>> start Excerpted data

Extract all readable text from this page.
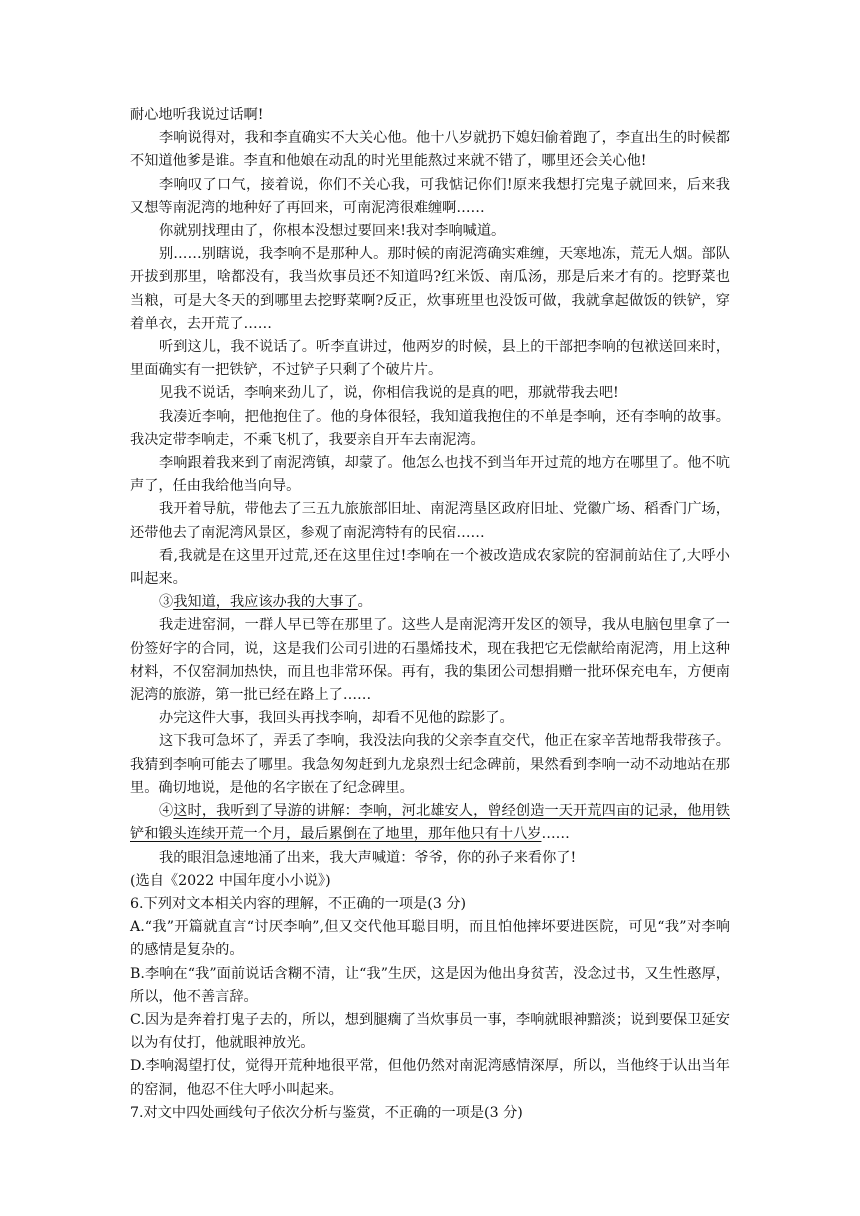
耐心地听我说过话啊!

李响说得对，我和李直确实不大关心他。他十八岁就扔下媳妇偷着跑了，李直出生的时候都不知道他爹是谁。李直和他娘在动乱的时光里能熬过来就不错了，哪里还会关心他!

李响叹了口气，接着说，你们不关心我，可我惦记你们!原来我想打完鬼子就回来，后来我又想等南泥湾的地种好了再回来，可南泥湾很难缠啊……

你就别找理由了，你根本没想过要回来!我对李响喊道。

别……别瞎说，我李响不是那种人。那时候的南泥湾确实难缠，天寒地冻，荒无人烟。部队开拔到那里，啥都没有，我当炊事员还不知道吗?红米饭、南瓜汤，那是后来才有的。挖野菜也当粮，可是大冬天的到哪里去挖野菜啊?反正，炊事班里也没饭可做，我就拿起做饭的铁铲，穿着单衣，去开荒了……

听到这儿，我不说话了。听李直讲过，他两岁的时候，县上的干部把李响的包袱送回来时，里面确实有一把铁铲，不过铲子只剩了个破片片。

见我不说话，李响来劲儿了，说，你相信我说的是真的吧，那就带我去吧!

我凑近李响，把他抱住了。他的身体很轻，我知道我抱住的不单是李响，还有李响的故事。我决定带李响走，不乘飞机了，我要亲自开车去南泥湾。

李响跟着我来到了南泥湾镇，却蒙了。他怎么也找不到当年开过荒的地方在哪里了。他不吭声了，任由我给他当向导。

我开着导航，带他去了三五九旅旅部旧址、南泥湾垦区政府旧址、党徽广场、稻香门广场，还带他去了南泥湾风景区，参观了南泥湾特有的民宿……

看,我就是在这里开过荒,还在这里住过!李响在一个被改造成农家院的窑洞前站住了,大呼小叫起来。

③我知道，我应该办我的大事了。

我走进窑洞，一群人早已等在那里了。这些人是南泥湾开发区的领导，我从电脑包里拿了一份签好字的合同，说，这是我们公司引进的石墨烯技术，现在我把它无偿献给南泥湾，用上这种材料，不仅窑洞加热快，而且也非常环保。再有，我的集团公司想捐赠一批环保充电车，方便南泥湾的旅游，第一批已经在路上了……

办完这件大事，我回头再找李响，却看不见他的踪影了。

这下我可急坏了，弄丢了李响，我没法向我的父亲李直交代，他正在家辛苦地帮我带孩子。我猜到李响可能去了哪里。我急匆匆赶到九龙泉烈士纪念碑前，果然看到李响一动不动地站在那里。确切地说，是他的名字嵌在了纪念碑里。

④这时，我听到了导游的讲解：李响，河北雄安人，曾经创造一天开荒四亩的记录，他用铁铲和锻头连续开荒一个月，最后累倒在了地里，那年他只有十八岁……

我的眼泪急速地涌了出来，我大声喊道：爷爷，你的孙子来看你了!

(选自《2022 中国年度小小说》)

6.下列对文本相关内容的理解，不正确的一项是(3 分)

A.“我”开篇就直言“讨厌李响”,但又交代他耳聪目明，而且怕他摔坏要进医院，可见“我”对李响的感情是复杂的。

B.李响在“我”面前说话含糊不清，让“我”生厌，这是因为他出身贫苦，没念过书，又生性憨厚，所以，他不善言辞。

C.因为是奔着打鬼子去的，所以，想到腿瘸了当炊事员一事，李响就眼神黯淡；说到要保卫延安以为有仗打，他就眼神放光。

D.李响渴望打仗，觉得开荒种地很平常，但他仍然对南泥湾感情深厚，所以，当他终于认出当年的窑洞，他忍不住大呼小叫起来。

7.对文中四处画线句子依次分析与鉴赏，不正确的一项是(3 分)
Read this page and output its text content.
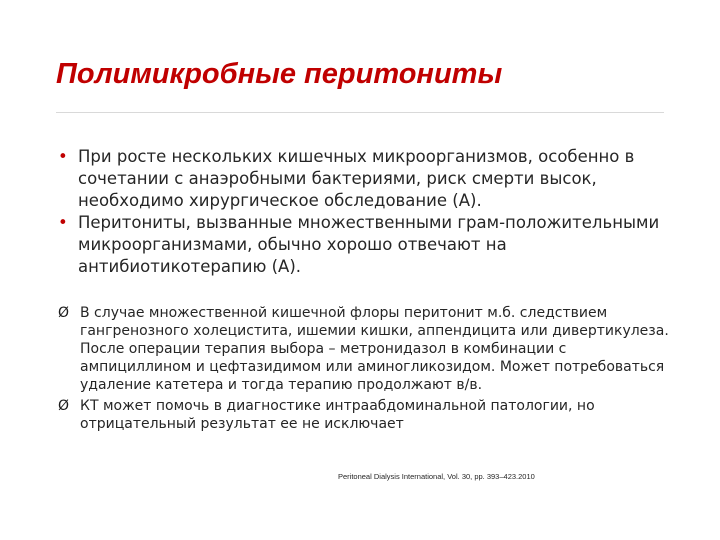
Полимикробные перитониты

• При росте нескольких кишечных микроорганизмов, особенно в сочетании с анаэробными бактериями, риск смерти высок, необходимо хирургическое обследование (А).

• Перитониты, вызванные множественными грам-положительными микроорганизмами, обычно хорошо отвечают на антибиотикотерапию (А).

Ø В случае множественной кишечной флоры перитонит м.б. следствием гангренозного холецистита, ишемии кишки, аппендицита или дивертикулеза. После операции терапия выбора – метронидазол в комбинации с ампициллином и цефтазидимом или аминогликозидом. Может потребоваться удаление катетера и тогда терапию продолжают в/в.
Ø КТ может помочь в диагностике интраабдоминальной патологии, но отрицательный результат ее не исключает
Peritoneal Dialysis International, Vol. 30, pp. 393–423.2010
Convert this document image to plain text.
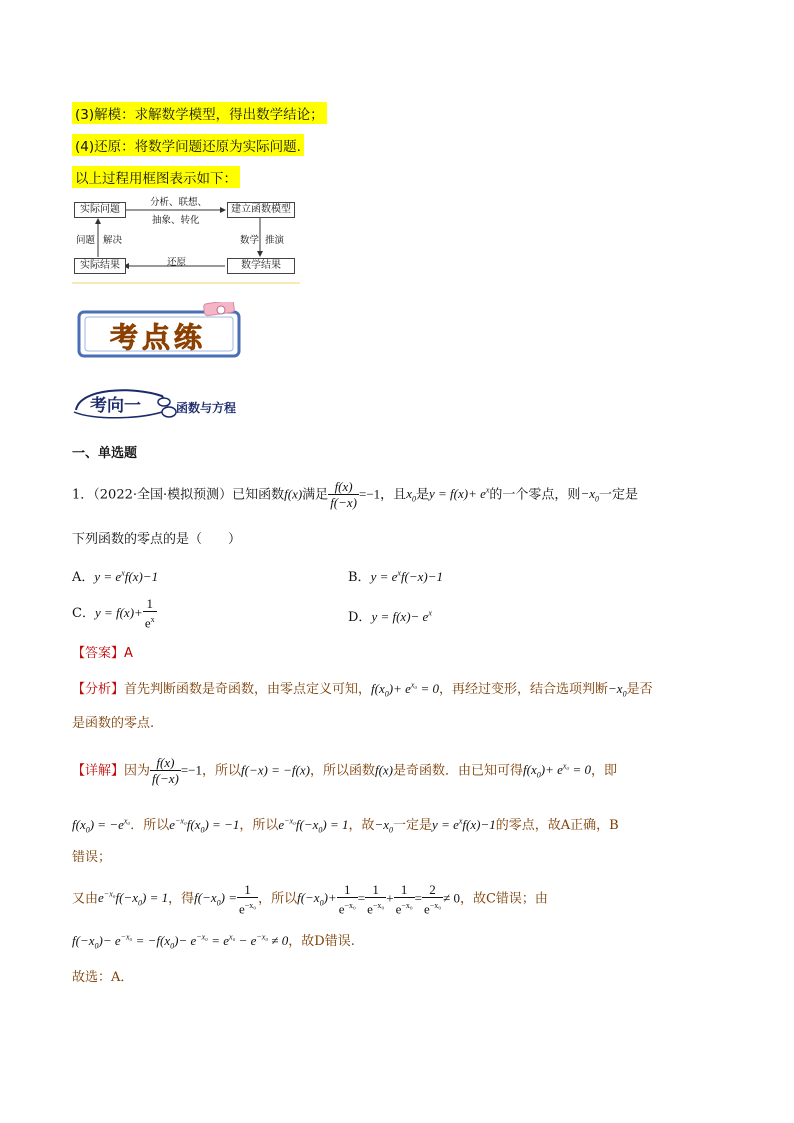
(3)解模：求解数学模型，得出数学结论；
(4)还原：将数学问题还原为实际问题.
以上过程用框图表示如下：
实际问题	建立函数模型
实际结果	数学结果
分析、联想、
抽象、转化
数学 推演
问题 解决
还原
考点练
考向一	函数与方程
一、单选题
1．（2022·全国·模拟预测）已知函数f(x)满足 $\frac{f(x)}{f(-x)} =-1$，且$x_0$是$y = f(x)+ e^x$的一个零点，则$-x_0$一定是
下列函数的零点的是（　　）
A．$y = e^xf(x)-1$	B．$y = e^xf(-x)-1$
C．$y = f(x)+ \frac{1}{e^x}$	D．$y = f(x)- e^x$
【答案】A
【分析】首先判断函数是奇函数，由零点定义可知，$f(x_0)+ e^{x_0} = 0$，再经过变形，结合选项判断$-x_0$是否
是函数的零点.
【详解】因为 $\frac{f(x)}{f(-x)} =-1$，所以f(−x) = −f(x)，所以函数f(x)是奇函数．由已知可得$f(x_0)+ e^{x_0} = 0$，即
$f(x_0) = -e^{x_0}$．所以$e^{-x_0}f(x_0) = -1$，所以$e^{-x_0}f(-x_0) = 1$，故$-x_0$一定是$y = e^xf(x)-1$的零点，故A正确，B
错误；
又由$e^{-x_0}f(-x_0) = 1$，得$f(-x_0) = \frac{1}{e^{-x_0}}$ ，所以$f(-x_0)+ \frac{1}{e^{-x_0}} = \frac{1}{e^{-x_0}} + \frac{1}{e^{-x_0}} = \frac{2}{e^{-x_0}} \ne 0$，故C错误；由
$f(-x_0)- e^{-x_0} = -f(x_0)- e^{-x_0} = e^{x_0} - e^{-x_0} \ne 0$，故D错误.
故选：A．
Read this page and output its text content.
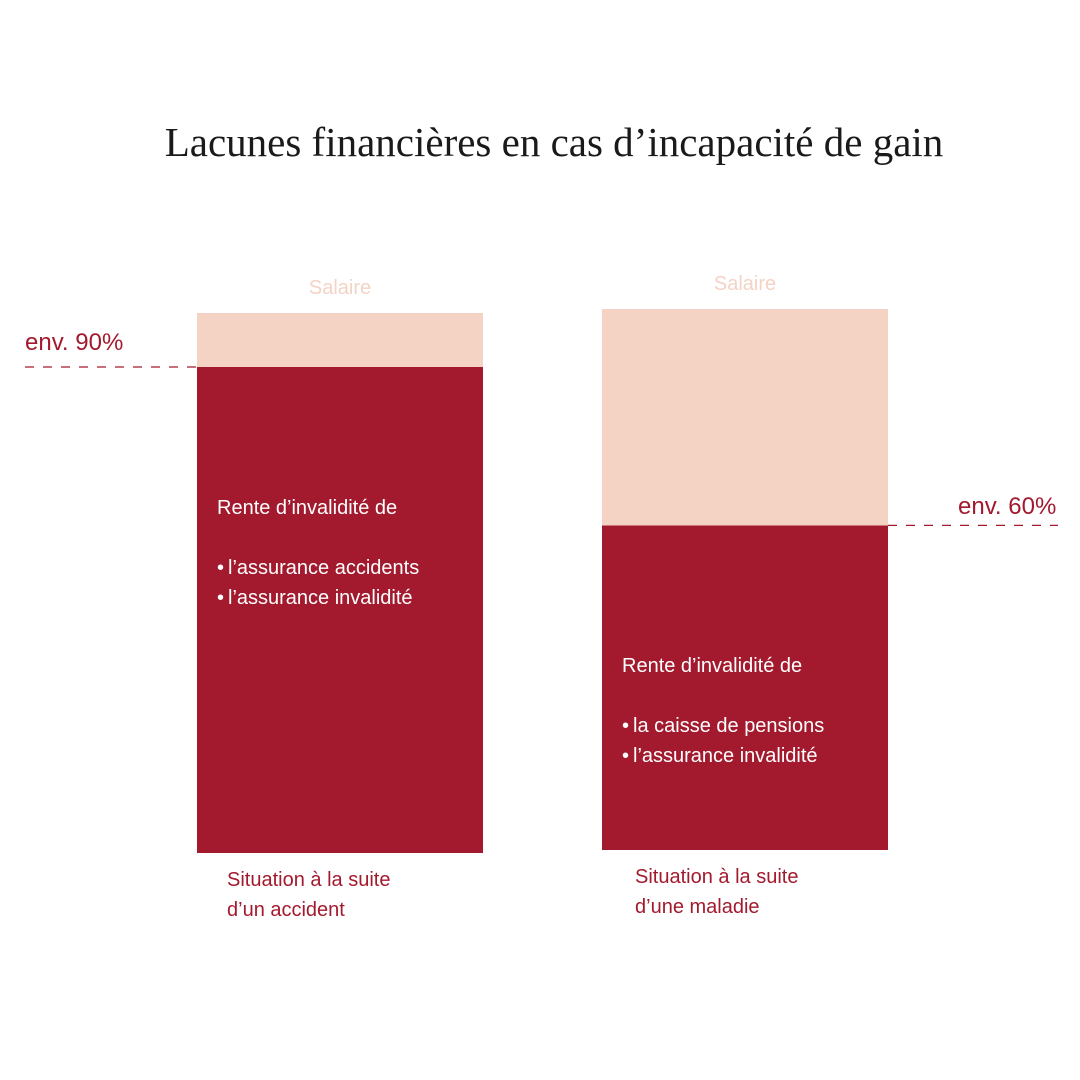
Lacunes financières en cas d’incapacité de gain
Salaire
env. 90%
Rente d’invalidité de
• l’assurance accidents
• l’assurance invalidité
Situation à la suite
d’un accident
Salaire
env. 60%
Rente d’invalidité de
• la caisse de pensions
• l’assurance invalidité
Situation à la suite
d’une maladie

>> end Excerpted data

* **Written task**
Pictures stay out; repeat all the rest of the records exactly.

* **Solution for this task**
Extract all readable text from this page.
耐心地听我说过话啊!

李响说得对，我和李直确实不大关心他。他十八岁就扔下媳妇偷着跑了，李直出生的时候都不知道他爹是谁。李直和他娘在动乱的时光里能熬过来就不错了，哪里还会关心他!

李响叹了口气，接着说，你们不关心我，可我惦记你们!原来我想打完鬼子就回来，后来我又想等南泥湾的地种好了再回来，可南泥湾很难缠啊……

你就别找理由了，你根本没想过要回来!我对李响喊道。

别……别瞎说，我李响不是那种人。那时候的南泥湾确实难缠，天寒地冻，荒无人烟。部队开拔到那里，啥都没有，我当炊事员还不知道吗?红米饭、南瓜汤，那是后来才有的。挖野菜也当粮，可是大冬天的到哪里去挖野菜啊?反正，炊事班里也没饭可做，我就拿起做饭的铁铲，穿着单衣，去开荒了……

听到这儿，我不说话了。听李直讲过，他两岁的时候，县上的干部把李响的包袱送回来时，里面确实有一把铁铲，不过铲子只剩了个破片片。

见我不说话，李响来劲儿了，说，你相信我说的是真的吧，那就带我去吧!

我凑近李响，把他抱住了。他的身体很轻，我知道我抱住的不单是李响，还有李响的故事。我决定带李响走，不乘飞机了，我要亲自开车去南泥湾。

李响跟着我来到了南泥湾镇，却蒙了。他怎么也找不到当年开过荒的地方在哪里了。他不吭声了，任由我给他当向导。

我开着导航，带他去了三五九旅旅部旧址、南泥湾垦区政府旧址、党徽广场、稻香门广场，还带他去了南泥湾风景区，参观了南泥湾特有的民宿……

看,我就是在这里开过荒,还在这里住过!李响在一个被改造成农家院的窑洞前站住了,大呼小叫起来。

③我知道，我应该办我的大事了。

我走进窑洞，一群人早已等在那里了。这些人是南泥湾开发区的领导，我从电脑包里拿了一份签好字的合同，说，这是我们公司引进的石墨烯技术，现在我把它无偿献给南泥湾，用上这种材料，不仅窑洞加热快，而且也非常环保。再有，我的集团公司想捐赠一批环保充电车，方便南泥湾的旅游，第一批已经在路上了……

办完这件大事，我回头再找李响，却看不见他的踪影了。

这下我可急坏了，弄丢了李响，我没法向我的父亲李直交代，他正在家辛苦地帮我带孩子。我猜到李响可能去了哪里。我急匆匆赶到九龙泉烈士纪念碑前，果然看到李响一动不动地站在那里。确切地说，是他的名字嵌在了纪念碑里。

④这时，我听到了导游的讲解：李响，河北雄安人，曾经创造一天开荒四亩的记录，他用铁铲和锻头连续开荒一个月，最后累倒在了地里，那年他只有十八岁……

我的眼泪急速地涌了出来，我大声喊道：爷爷，你的孙子来看你了!

(选自《2022 中国年度小小说》)

6.下列对文本相关内容的理解，不正确的一项是(3 分)

A.“我”开篇就直言“讨厌李响”,但又交代他耳聪目明，而且怕他摔坏要进医院，可见“我”对李响的感情是复杂的。

B.李响在“我”面前说话含糊不清，让“我”生厌，这是因为他出身贫苦，没念过书，又生性憨厚，所以，他不善言辞。

C.因为是奔着打鬼子去的，所以，想到腿瘸了当炊事员一事，李响就眼神黯淡；说到要保卫延安以为有仗打，他就眼神放光。

D.李响渴望打仗，觉得开荒种地很平常，但他仍然对南泥湾感情深厚，所以，当他终于认出当年的窑洞，他忍不住大呼小叫起来。

7.对文中四处画线句子依次分析与鉴赏，不正确的一项是(3 分)
Read this page and output its text content.
Полимикробные перитониты

• При росте нескольких кишечных микроорганизмов, особенно в сочетании с анаэробными бактериями, риск смерти высок, необходимо хирургическое обследование (А).

• Перитониты, вызванные множественными грам-положительными микроорганизмами, обычно хорошо отвечают на антибиотикотерапию (А).

Ø В случае множественной кишечной флоры перитонит м.б. следствием гангренозного холецистита, ишемии кишки, аппендицита или дивертикулеза. После операции терапия выбора – метронидазол в комбинации с ампициллином и цефтазидимом или аминогликозидом. Может потребоваться удаление катетера и тогда терапию продолжают в/в.
Ø КТ может помочь в диагностике интраабдоминальной патологии, но отрицательный результат ее не исключает
Peritoneal Dialysis International, Vol. 30, pp. 393–423.2010
Convert this document image to plain text.
(3)解模：求解数学模型，得出数学结论；
(4)还原：将数学问题还原为实际问题.
以上过程用框图表示如下：
实际问题	建立函数模型
实际结果	数学结果
分析、联想、
抽象、转化
数学 推演
问题 解决
还原
考点练
考向一	函数与方程
一、单选题
1．（2022·全国·模拟预测）已知函数f(x)满足 $\frac{f(x)}{f(-x)} =-1$，且$x_0$是$y = f(x)+ e^x$的一个零点，则$-x_0$一定是
下列函数的零点的是（　　）
A．$y = e^xf(x)-1$	B．$y = e^xf(-x)-1$
C．$y = f(x)+ \frac{1}{e^x}$	D．$y = f(x)- e^x$
【答案】A
【分析】首先判断函数是奇函数，由零点定义可知，$f(x_0)+ e^{x_0} = 0$，再经过变形，结合选项判断$-x_0$是否
是函数的零点.
【详解】因为 $\frac{f(x)}{f(-x)} =-1$，所以f(−x) = −f(x)，所以函数f(x)是奇函数．由已知可得$f(x_0)+ e^{x_0} = 0$，即
$f(x_0) = -e^{x_0}$．所以$e^{-x_0}f(x_0) = -1$，所以$e^{-x_0}f(-x_0) = 1$，故$-x_0$一定是$y = e^xf(x)-1$的零点，故A正确，B
错误；
又由$e^{-x_0}f(-x_0) = 1$，得$f(-x_0) = \frac{1}{e^{-x_0}}$ ，所以$f(-x_0)+ \frac{1}{e^{-x_0}} = \frac{1}{e^{-x_0}} + \frac{1}{e^{-x_0}} = \frac{2}{e^{-x_0}} \ne 0$，故C错误；由
$f(-x_0)- e^{-x_0} = -f(x_0)- e^{-x_0} = e^{x_0} - e^{-x_0} \ne 0$，故D错误.
故选：A．
Read this page and output its text content.
Lacunes financières en cas d’incapacité de gain
Salaire
env. 90%
Rente d’invalidité de
• l’assurance accidents
• l’assurance invalidité
Situation à la suite
d’un accident
Salaire
env. 60%
Rente d’invalidité de
• la caisse de pensions
• l’assurance invalidité
Situation à la suite
d’une maladie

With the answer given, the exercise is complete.